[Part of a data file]
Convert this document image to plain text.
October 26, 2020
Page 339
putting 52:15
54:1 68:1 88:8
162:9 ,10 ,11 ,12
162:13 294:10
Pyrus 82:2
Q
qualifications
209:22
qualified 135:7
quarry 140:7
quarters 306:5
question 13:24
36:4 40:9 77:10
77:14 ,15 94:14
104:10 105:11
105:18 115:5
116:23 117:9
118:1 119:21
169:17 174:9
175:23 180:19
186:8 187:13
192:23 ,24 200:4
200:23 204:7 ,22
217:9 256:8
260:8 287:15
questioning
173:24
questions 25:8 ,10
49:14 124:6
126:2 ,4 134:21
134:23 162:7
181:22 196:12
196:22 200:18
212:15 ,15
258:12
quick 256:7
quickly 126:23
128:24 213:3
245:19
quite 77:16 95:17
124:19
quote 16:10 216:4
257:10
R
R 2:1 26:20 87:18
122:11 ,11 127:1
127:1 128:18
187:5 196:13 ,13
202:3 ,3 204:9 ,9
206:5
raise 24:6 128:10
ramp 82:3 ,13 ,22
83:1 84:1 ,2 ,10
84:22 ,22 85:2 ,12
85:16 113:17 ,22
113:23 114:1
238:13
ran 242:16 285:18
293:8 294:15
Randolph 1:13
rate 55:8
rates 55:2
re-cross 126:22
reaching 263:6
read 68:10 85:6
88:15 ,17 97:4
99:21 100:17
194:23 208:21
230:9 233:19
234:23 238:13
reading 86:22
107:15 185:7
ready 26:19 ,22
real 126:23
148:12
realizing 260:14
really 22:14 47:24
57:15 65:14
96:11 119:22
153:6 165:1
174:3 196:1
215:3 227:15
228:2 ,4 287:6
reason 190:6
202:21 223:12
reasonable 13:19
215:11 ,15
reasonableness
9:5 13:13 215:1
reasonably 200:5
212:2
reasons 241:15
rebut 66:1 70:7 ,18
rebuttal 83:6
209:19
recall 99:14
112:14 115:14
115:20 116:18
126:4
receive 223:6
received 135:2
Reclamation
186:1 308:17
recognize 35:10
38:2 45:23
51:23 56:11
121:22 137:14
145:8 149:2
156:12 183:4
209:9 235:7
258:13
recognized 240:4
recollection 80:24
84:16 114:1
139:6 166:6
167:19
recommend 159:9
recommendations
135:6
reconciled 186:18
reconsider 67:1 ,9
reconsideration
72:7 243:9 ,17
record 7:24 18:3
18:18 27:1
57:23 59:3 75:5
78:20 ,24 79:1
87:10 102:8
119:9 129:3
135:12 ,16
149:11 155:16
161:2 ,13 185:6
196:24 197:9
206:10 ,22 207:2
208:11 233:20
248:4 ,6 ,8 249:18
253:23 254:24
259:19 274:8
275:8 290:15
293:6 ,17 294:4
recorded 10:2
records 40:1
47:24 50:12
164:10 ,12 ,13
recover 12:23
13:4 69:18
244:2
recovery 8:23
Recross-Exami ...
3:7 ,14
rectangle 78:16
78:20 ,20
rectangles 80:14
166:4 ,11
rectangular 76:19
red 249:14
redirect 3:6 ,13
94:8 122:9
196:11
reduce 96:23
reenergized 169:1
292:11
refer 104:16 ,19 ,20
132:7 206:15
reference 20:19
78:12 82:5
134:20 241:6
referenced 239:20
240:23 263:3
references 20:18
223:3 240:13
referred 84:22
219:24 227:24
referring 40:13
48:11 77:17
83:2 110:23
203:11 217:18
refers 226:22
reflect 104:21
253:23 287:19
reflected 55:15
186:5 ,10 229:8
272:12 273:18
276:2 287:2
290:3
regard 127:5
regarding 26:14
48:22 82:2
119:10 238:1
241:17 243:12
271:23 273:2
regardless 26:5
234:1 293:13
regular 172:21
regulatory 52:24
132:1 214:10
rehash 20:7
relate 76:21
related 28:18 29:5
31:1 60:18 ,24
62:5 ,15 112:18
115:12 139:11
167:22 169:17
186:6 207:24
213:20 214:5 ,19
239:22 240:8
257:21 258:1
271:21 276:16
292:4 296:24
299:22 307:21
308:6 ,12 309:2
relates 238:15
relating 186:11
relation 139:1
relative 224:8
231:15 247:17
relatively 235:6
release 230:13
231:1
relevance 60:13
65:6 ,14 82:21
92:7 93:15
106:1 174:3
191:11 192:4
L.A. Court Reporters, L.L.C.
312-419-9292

→ STATED EXERCISE
Take the listing above and write it out again exactly.

→ EXPECTED ANSWER
Convert this document image to plain text.
October 26, 2020
Page 339
putting 52:15
54:1 68:1 88:8
162:9 ,10 ,11 ,12
162:13 294:10
Pyrus 82:2
Q
qualifications
209:22
qualified 135:7
quarry 140:7
quarters 306:5
question 13:24
36:4 40:9 77:10
77:14 ,15 94:14
104:10 105:11
105:18 115:5
116:23 117:9
118:1 119:21
169:17 174:9
175:23 180:19
186:8 187:13
192:23 ,24 200:4
200:23 204:7 ,22
217:9 256:8
260:8 287:15
questioning
173:24
questions 25:8 ,10
49:14 124:6
126:2 ,4 134:21
134:23 162:7
181:22 196:12
196:22 200:18
212:15 ,15
258:12
quick 256:7
quickly 126:23
128:24 213:3
245:19
quite 77:16 95:17
124:19
quote 16:10 216:4
257:10
R
R 2:1 26:20 87:18
122:11 ,11 127:1
127:1 128:18
187:5 196:13 ,13
202:3 ,3 204:9 ,9
206:5
raise 24:6 128:10
ramp 82:3 ,13 ,22
83:1 84:1 ,2 ,10
84:22 ,22 85:2 ,12
85:16 113:17 ,22
113:23 114:1
238:13
ran 242:16 285:18
293:8 294:15
Randolph 1:13
rate 55:8
rates 55:2
re-cross 126:22
reaching 263:6
read 68:10 85:6
88:15 ,17 97:4
99:21 100:17
194:23 208:21
230:9 233:19
234:23 238:13
reading 86:22
107:15 185:7
ready 26:19 ,22
real 126:23
148:12
realizing 260:14
really 22:14 47:24
57:15 65:14
96:11 119:22
153:6 165:1
174:3 196:1
215:3 227:15
228:2 ,4 287:6
reason 190:6
202:21 223:12
reasonable 13:19
215:11 ,15
reasonableness
9:5 13:13 215:1
reasonably 200:5
212:2
reasons 241:15
rebut 66:1 70:7 ,18
rebuttal 83:6
209:19
recall 99:14
112:14 115:14
115:20 116:18
126:4
receive 223:6
received 135:2
Reclamation
186:1 308:17
recognize 35:10
38:2 45:23
51:23 56:11
121:22 137:14
145:8 149:2
156:12 183:4
209:9 235:7
258:13
recognized 240:4
recollection 80:24
84:16 114:1
139:6 166:6
167:19
recommend 159:9
recommendations
135:6
reconciled 186:18
reconsider 67:1 ,9
reconsideration
72:7 243:9 ,17
record 7:24 18:3
18:18 27:1
57:23 59:3 75:5
78:20 ,24 79:1
87:10 102:8
119:9 129:3
135:12 ,16
149:11 155:16
161:2 ,13 185:6
196:24 197:9
206:10 ,22 207:2
208:11 233:20
248:4 ,6 ,8 249:18
253:23 254:24
259:19 274:8
275:8 290:15
293:6 ,17 294:4
recorded 10:2
records 40:1
47:24 50:12
164:10 ,12 ,13
recover 12:23
13:4 69:18
244:2
recovery 8:23
Recross-Exami ...
3:7 ,14
rectangle 78:16
78:20 ,20
rectangles 80:14
166:4 ,11
rectangular 76:19
red 249:14
redirect 3:6 ,13
94:8 122:9
196:11
reduce 96:23
reenergized 169:1
292:11
refer 104:16 ,19 ,20
132:7 206:15
reference 20:19
78:12 82:5
134:20 241:6
referenced 239:20
240:23 263:3
references 20:18
223:3 240:13
referred 84:22
219:24 227:24
referring 40:13
48:11 77:17
83:2 110:23
203:11 217:18
refers 226:22
reflect 104:21
253:23 287:19
reflected 55:15
186:5 ,10 229:8
272:12 273:18
276:2 287:2
290:3
regard 127:5
regarding 26:14
48:22 82:2
119:10 238:1
241:17 243:12
271:23 273:2
regardless 26:5
234:1 293:13
regular 172:21
regulatory 52:24
132:1 214:10
rehash 20:7
relate 76:21
related 28:18 29:5
31:1 60:18 ,24
62:5 ,15 112:18
115:12 139:11
167:22 169:17
186:6 207:24
213:20 214:5 ,19
239:22 240:8
257:21 258:1
271:21 276:16
292:4 296:24
299:22 307:21
308:6 ,12 309:2
relates 238:15
relating 186:11
relation 139:1
relative 224:8
231:15 247:17
relatively 235:6
release 230:13
231:1
relevance 60:13
65:6 ,14 82:21
92:7 93:15
106:1 174:3
191:11 192:4
L.A. Court Reporters, L.L.C.
312-419-9292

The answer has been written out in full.